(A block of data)
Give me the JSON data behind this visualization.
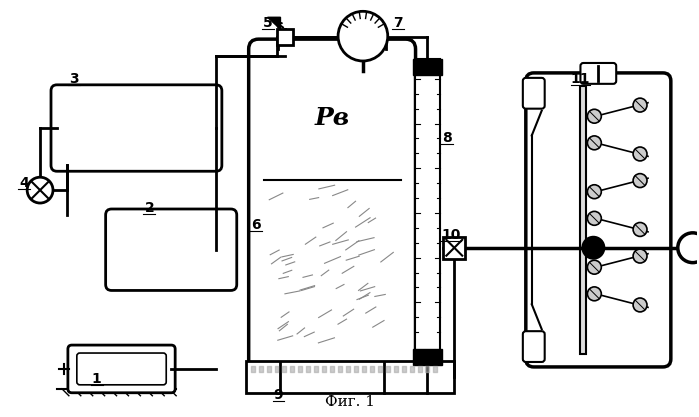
{
  "title": "Фиг. 1",
  "label_Pv": "Pв",
  "bg_color": "#ffffff",
  "line_color": "#000000",
  "figsize": [
    6.99,
    4.17
  ],
  "dpi": 100
}
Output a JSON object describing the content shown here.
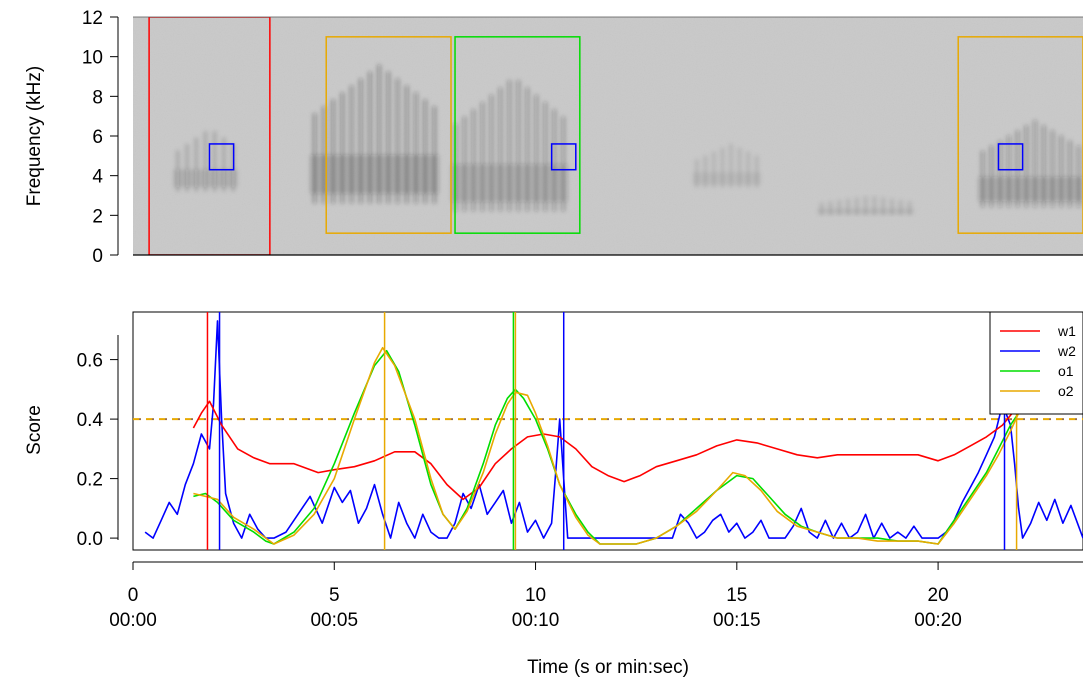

**GOAL:** Every entry must be transcribed exactly. Pictures do not belong in the copy.

**WRITTEN RESPONSE:**
Give me the JSON data behind this visualization.
{
  "title": "Фиг. 1",
  "label_Pv": "Pв",
  "bg_color": "#ffffff",
  "line_color": "#000000",
  "figsize": [
    6.99,
    4.17
  ],
  "dpi": 100
}
Output a JSON object describing the content shown here.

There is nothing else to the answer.